* [Stated problem] Count the lines containing "ylabel". Give the number alone.

Start Working data

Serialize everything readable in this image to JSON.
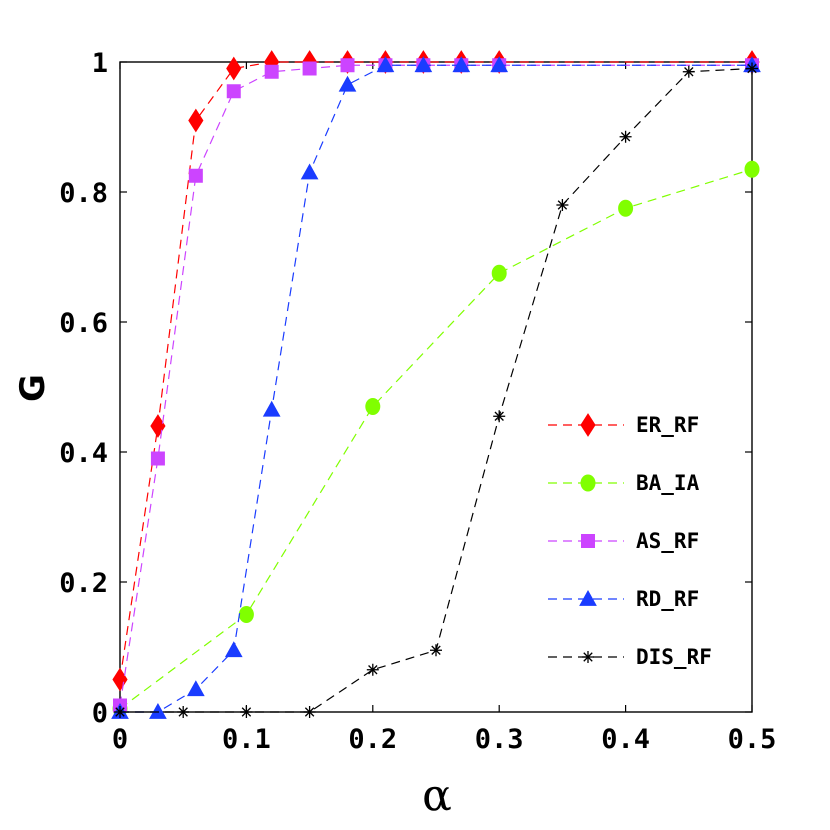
{
  "chart_data": {
    "type": "line",
    "xlabel": "α",
    "ylabel": "G",
    "xlim": [
      0,
      0.5
    ],
    "ylim": [
      0,
      1
    ],
    "x_ticks": [
      "0",
      "0.1",
      "0.2",
      "0.3",
      "0.4",
      "0.5"
    ],
    "y_ticks": [
      "0",
      "0.2",
      "0.4",
      "0.6",
      "0.8",
      "1"
    ],
    "grid": false,
    "legend_position": "center-right",
    "series": [
      {
        "name": "ER_RF",
        "color": "#ff0000",
        "marker": "diamond",
        "x": [
          0,
          0.03,
          0.06,
          0.09,
          0.12,
          0.15,
          0.18,
          0.21,
          0.24,
          0.27,
          0.3,
          0.5
        ],
        "y": [
          0.05,
          0.44,
          0.91,
          0.99,
          1.0,
          1.0,
          1.0,
          1.0,
          1.0,
          1.0,
          1.0,
          1.0
        ]
      },
      {
        "name": "BA_IA",
        "color": "#80ff00",
        "marker": "circle",
        "x": [
          0,
          0.1,
          0.2,
          0.3,
          0.4,
          0.5
        ],
        "y": [
          0.005,
          0.15,
          0.47,
          0.675,
          0.775,
          0.835
        ]
      },
      {
        "name": "AS_RF",
        "color": "#cc44ff",
        "marker": "square",
        "x": [
          0,
          0.03,
          0.06,
          0.09,
          0.12,
          0.15,
          0.18,
          0.21,
          0.24,
          0.27,
          0.3,
          0.5
        ],
        "y": [
          0.01,
          0.39,
          0.825,
          0.955,
          0.985,
          0.99,
          0.995,
          0.995,
          0.995,
          0.995,
          0.995,
          0.995
        ]
      },
      {
        "name": "RD_RF",
        "color": "#1a3cff",
        "marker": "triangle",
        "x": [
          0,
          0.03,
          0.06,
          0.09,
          0.12,
          0.15,
          0.18,
          0.21,
          0.24,
          0.27,
          0.3,
          0.5
        ],
        "y": [
          0.0,
          0.0,
          0.035,
          0.095,
          0.465,
          0.83,
          0.965,
          0.995,
          0.995,
          0.995,
          0.995,
          0.995
        ]
      },
      {
        "name": "DIS_RF",
        "color": "#000000",
        "marker": "star",
        "x": [
          0,
          0.05,
          0.1,
          0.15,
          0.2,
          0.25,
          0.3,
          0.35,
          0.4,
          0.45,
          0.5
        ],
        "y": [
          0.0,
          0.0,
          0.0,
          0.0,
          0.065,
          0.095,
          0.455,
          0.78,
          0.885,
          0.985,
          0.99
        ]
      }
    ]
  }
}
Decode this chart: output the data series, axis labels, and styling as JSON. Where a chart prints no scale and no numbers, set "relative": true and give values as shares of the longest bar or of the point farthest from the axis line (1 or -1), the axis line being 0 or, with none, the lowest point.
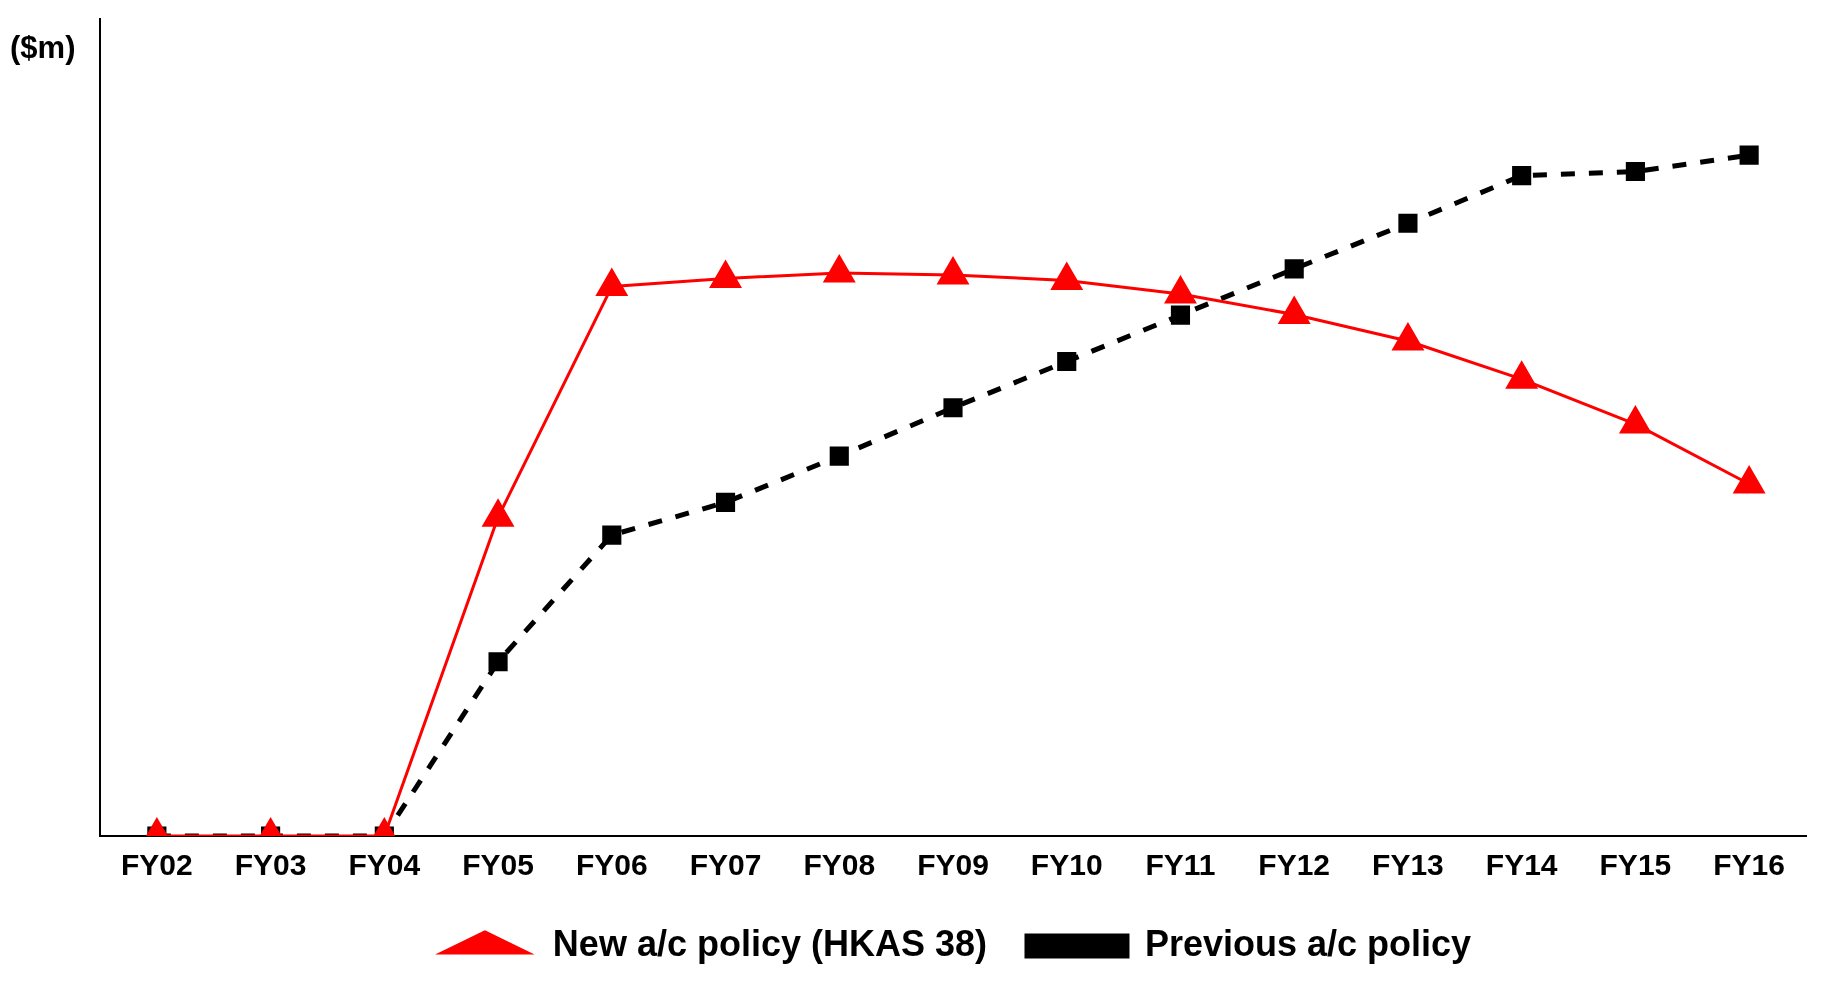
{
  "chart_data": {
    "type": "line",
    "ylabel": "($m)",
    "relative": true,
    "legend": "bottom",
    "grid": false,
    "categories": [
      "FY02",
      "FY03",
      "FY04",
      "FY05",
      "FY06",
      "FY07",
      "FY08",
      "FY09",
      "FY10",
      "FY11",
      "FY12",
      "FY13",
      "FY14",
      "FY15",
      "FY16"
    ],
    "series": [
      {
        "name": "New a/c policy (HKAS 38)",
        "color": "#ff0000",
        "marker": "triangle",
        "line_style": "solid",
        "values": [
          0,
          0,
          0,
          0.468,
          0.807,
          0.819,
          0.827,
          0.824,
          0.816,
          0.796,
          0.766,
          0.727,
          0.671,
          0.605,
          0.517
        ]
      },
      {
        "name": "Previous a/c policy",
        "color": "#000000",
        "marker": "square",
        "line_style": "dashed",
        "values": [
          0,
          0,
          0,
          0.256,
          0.442,
          0.49,
          0.558,
          0.629,
          0.697,
          0.765,
          0.833,
          0.9,
          0.97,
          0.976,
          1
        ]
      }
    ]
  }
}
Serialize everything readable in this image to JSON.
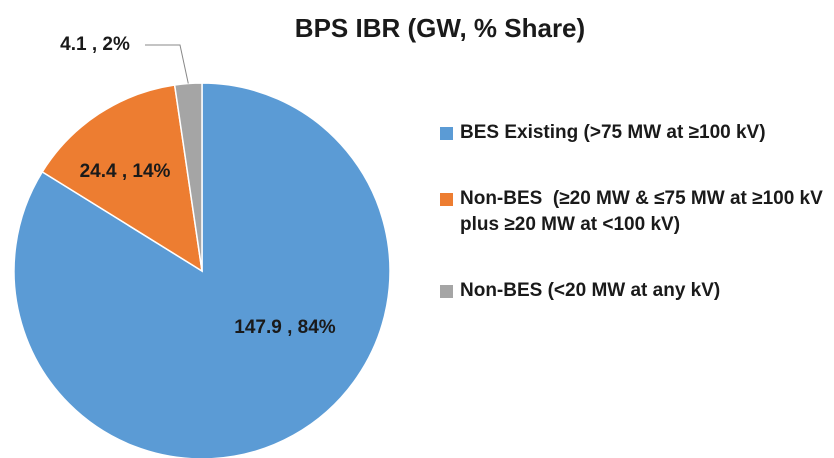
{
  "chart_data": {
    "type": "pie",
    "title": "BPS IBR (GW, % Share)",
    "categories": [
      "BES Existing (>75 MW at ≥100 kV)",
      "Non-BES  (≥20 MW & ≤75 MW at ≥100 kV plus ≥20 MW at <100 kV)",
      "Non-BES (<20 MW at any kV)"
    ],
    "values": [
      147.9,
      24.4,
      4.1
    ],
    "value_labels": [
      "147.9 , 84%",
      "24.4 , 14%",
      "4.1 , 2%"
    ],
    "colors": [
      "#5b9bd5",
      "#ed7d31",
      "#a5a5a5"
    ],
    "legend": "right"
  }
}
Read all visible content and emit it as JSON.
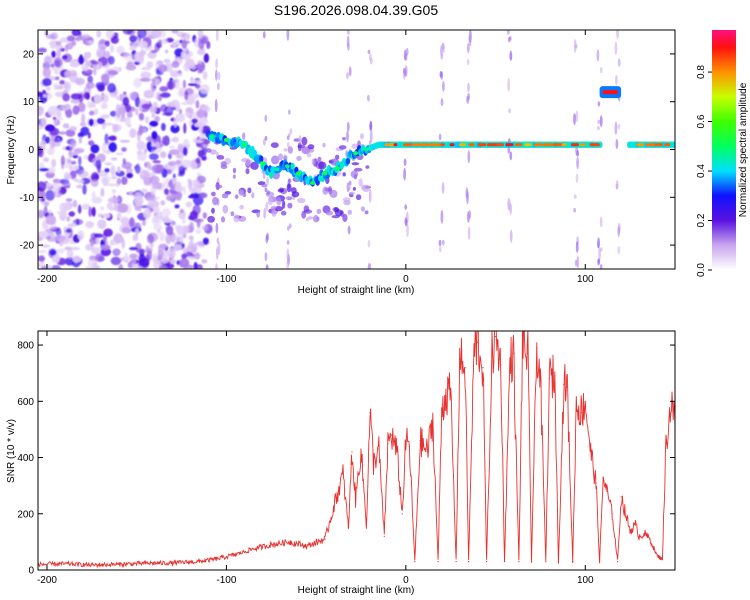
{
  "chart_data": [
    {
      "id": "spectrogram",
      "type": "heatmap",
      "title": "S196.2026.098.04.39.G05",
      "xlabel": "Height of straight line (km)",
      "ylabel": "Frequency (Hz)",
      "xlim": [
        -205,
        150
      ],
      "ylim": [
        -25,
        25
      ],
      "xticks": [
        -200,
        -100,
        0,
        100
      ],
      "yticks": [
        -20,
        -10,
        0,
        10,
        20
      ],
      "colorbar": {
        "label": "Normalized spectral amplitude",
        "range": [
          0.0,
          0.97
        ],
        "ticks": [
          0.0,
          0.2,
          0.4,
          0.6,
          0.8
        ],
        "stops": [
          {
            "v": 0.0,
            "color": "#ffffff"
          },
          {
            "v": 0.1,
            "color": "#c9a6f0"
          },
          {
            "v": 0.2,
            "color": "#5a12e0"
          },
          {
            "v": 0.3,
            "color": "#1010ff"
          },
          {
            "v": 0.4,
            "color": "#00e0ff"
          },
          {
            "v": 0.5,
            "color": "#00ff60"
          },
          {
            "v": 0.6,
            "color": "#40ff00"
          },
          {
            "v": 0.7,
            "color": "#c8ff00"
          },
          {
            "v": 0.8,
            "color": "#ff9000"
          },
          {
            "v": 0.9,
            "color": "#ff1010"
          },
          {
            "v": 0.97,
            "color": "#ff1080"
          }
        ]
      },
      "signal_track": [
        {
          "x": -110,
          "y": 3
        },
        {
          "x": -100,
          "y": 2
        },
        {
          "x": -90,
          "y": 1
        },
        {
          "x": -82,
          "y": -2
        },
        {
          "x": -75,
          "y": -5
        },
        {
          "x": -68,
          "y": -3
        },
        {
          "x": -60,
          "y": -5
        },
        {
          "x": -52,
          "y": -7
        },
        {
          "x": -45,
          "y": -5
        },
        {
          "x": -38,
          "y": -4
        },
        {
          "x": -30,
          "y": -1
        },
        {
          "x": -22,
          "y": 0
        },
        {
          "x": -15,
          "y": 1
        },
        {
          "x": 0,
          "y": 1
        },
        {
          "x": 20,
          "y": 1
        },
        {
          "x": 50,
          "y": 1
        },
        {
          "x": 80,
          "y": 1
        },
        {
          "x": 108,
          "y": 1
        },
        {
          "x": 125,
          "y": 1
        },
        {
          "x": 150,
          "y": 1
        }
      ],
      "secondary_signal": {
        "x_range": [
          108,
          120
        ],
        "y": 12
      },
      "noise_region": {
        "x_range": [
          -205,
          -110
        ]
      }
    },
    {
      "id": "snr",
      "type": "line",
      "xlabel": "Height of straight line (km)",
      "ylabel": "SNR (10 * v/v)",
      "xlim": [
        -205,
        150
      ],
      "ylim": [
        0,
        850
      ],
      "xticks": [
        -200,
        -100,
        0,
        100
      ],
      "yticks": [
        0,
        200,
        400,
        600,
        800
      ],
      "series": [
        {
          "name": "SNR",
          "color": "#e8312f",
          "x": [
            -205,
            -190,
            -175,
            -160,
            -145,
            -130,
            -115,
            -105,
            -95,
            -85,
            -75,
            -65,
            -55,
            -45,
            -40,
            -35,
            -32,
            -30,
            -28,
            -25,
            -22,
            -20,
            -18,
            -15,
            -12,
            -10,
            -8,
            -5,
            -2,
            0,
            2,
            5,
            8,
            12,
            15,
            18,
            20,
            22,
            25,
            28,
            30,
            33,
            35,
            38,
            40,
            43,
            45,
            48,
            50,
            53,
            55,
            58,
            60,
            63,
            65,
            68,
            70,
            73,
            75,
            78,
            80,
            83,
            85,
            88,
            90,
            93,
            95,
            98,
            100,
            103,
            106,
            108,
            110,
            112,
            115,
            118,
            120,
            122,
            125,
            128,
            130,
            133,
            136,
            140,
            143,
            145,
            148,
            150
          ],
          "y": [
            20,
            22,
            18,
            20,
            24,
            25,
            30,
            40,
            55,
            75,
            90,
            100,
            85,
            110,
            230,
            340,
            150,
            420,
            250,
            430,
            160,
            560,
            380,
            430,
            120,
            450,
            480,
            420,
            200,
            460,
            440,
            30,
            460,
            420,
            530,
            30,
            570,
            620,
            630,
            30,
            750,
            720,
            30,
            780,
            810,
            720,
            30,
            760,
            830,
            730,
            30,
            740,
            770,
            30,
            800,
            770,
            30,
            790,
            680,
            30,
            680,
            690,
            30,
            660,
            650,
            30,
            590,
            560,
            600,
            420,
            310,
            30,
            330,
            280,
            200,
            30,
            260,
            210,
            140,
            160,
            120,
            130,
            110,
            50,
            40,
            450,
            600,
            520
          ]
        }
      ]
    }
  ]
}
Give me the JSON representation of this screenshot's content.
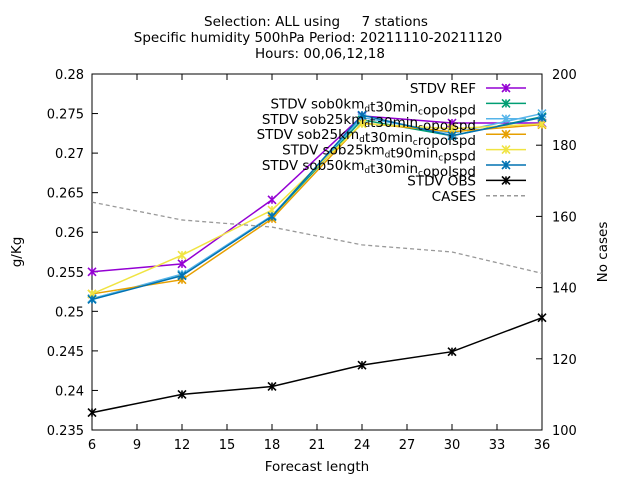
{
  "chart_data": {
    "type": "line",
    "title": [
      "Selection: ALL using     7 stations",
      "Specific humidity 500hPa   Period: 20211110-20211120",
      "Hours: 00,06,12,18"
    ],
    "xlabel": "Forecast length",
    "ylabel": "g/Kg",
    "y2label": "No cases",
    "xlim": [
      6,
      36
    ],
    "ylim": [
      0.235,
      0.28
    ],
    "y2lim": [
      100,
      200
    ],
    "xticks": [
      "6",
      "9",
      "12",
      "15",
      "18",
      "21",
      "24",
      "27",
      "30",
      "33",
      "36"
    ],
    "yticks": [
      "0.235",
      "0.24",
      "0.245",
      "0.25",
      "0.255",
      "0.26",
      "0.265",
      "0.27",
      "0.275",
      "0.28"
    ],
    "y2ticks": [
      "100",
      "120",
      "140",
      "160",
      "180",
      "200"
    ],
    "grid": false,
    "legend_position": "top-right",
    "x": [
      6,
      12,
      18,
      24,
      30,
      36
    ],
    "series": [
      {
        "name": "STDV REF",
        "color": "#9400d3",
        "marker": "x",
        "axis": "y",
        "values": [
          0.255,
          0.256,
          0.2641,
          0.2747,
          0.2738,
          0.2738
        ]
      },
      {
        "name": "STDV sob0km_dt30min_copolspd",
        "color": "#009e73",
        "marker": "x",
        "axis": "y",
        "values": [
          0.2516,
          0.2546,
          0.262,
          0.2742,
          0.2722,
          0.2746
        ]
      },
      {
        "name": "STDV sob25km_dt30min_copolspd",
        "color": "#56b4e9",
        "marker": "x",
        "axis": "y",
        "values": [
          0.2516,
          0.2547,
          0.2621,
          0.2745,
          0.2725,
          0.275
        ]
      },
      {
        "name": "STDV sob25km_dt30min_cropolspd",
        "color": "#e69f00",
        "marker": "x",
        "axis": "y",
        "values": [
          0.2522,
          0.254,
          0.2617,
          0.2738,
          0.2727,
          0.2736
        ]
      },
      {
        "name": "STDV sob25km_dt90min_cpspd",
        "color": "#f0e442",
        "marker": "x",
        "axis": "y",
        "values": [
          0.2522,
          0.2571,
          0.2628,
          0.2737,
          0.2731,
          0.2737
        ]
      },
      {
        "name": "STDV sob50km_dt30min_copolspd",
        "color": "#0072b2",
        "marker": "x",
        "axis": "y",
        "values": [
          0.2515,
          0.2545,
          0.262,
          0.2748,
          0.2722,
          0.2745
        ]
      },
      {
        "name": "STDV OBS",
        "color": "#000000",
        "marker": "x",
        "axis": "y",
        "values": [
          0.2372,
          0.2395,
          0.2405,
          0.2432,
          0.2449,
          0.2492
        ]
      },
      {
        "name": "CASES",
        "color": "#999999",
        "marker": "none",
        "dash": true,
        "axis": "y2",
        "values": [
          164,
          159,
          157,
          152,
          150,
          144
        ]
      }
    ],
    "legend": [
      {
        "text": "STDV REF",
        "sub": null
      },
      {
        "text": "STDV sob0km",
        "sub": "d",
        "rest": "t30min",
        "sub2": "c",
        "tail": "opolspd"
      },
      {
        "text": "STDV sob25km",
        "sub": "d",
        "rest": "t30min",
        "sub2": "c",
        "tail": "opolspd"
      },
      {
        "text": "STDV sob25km",
        "sub": "d",
        "rest": "t30min",
        "sub2": "c",
        "tail": "ropolspd"
      },
      {
        "text": "STDV sob25km",
        "sub": "d",
        "rest": "t90min",
        "sub2": "c",
        "tail": "pspd"
      },
      {
        "text": "STDV sob50km",
        "sub": "d",
        "rest": "t30min",
        "sub2": "c",
        "tail": "opolspd"
      },
      {
        "text": "STDV OBS",
        "sub": null
      },
      {
        "text": "CASES",
        "sub": null
      }
    ]
  }
}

End Working data

* [The solution] 5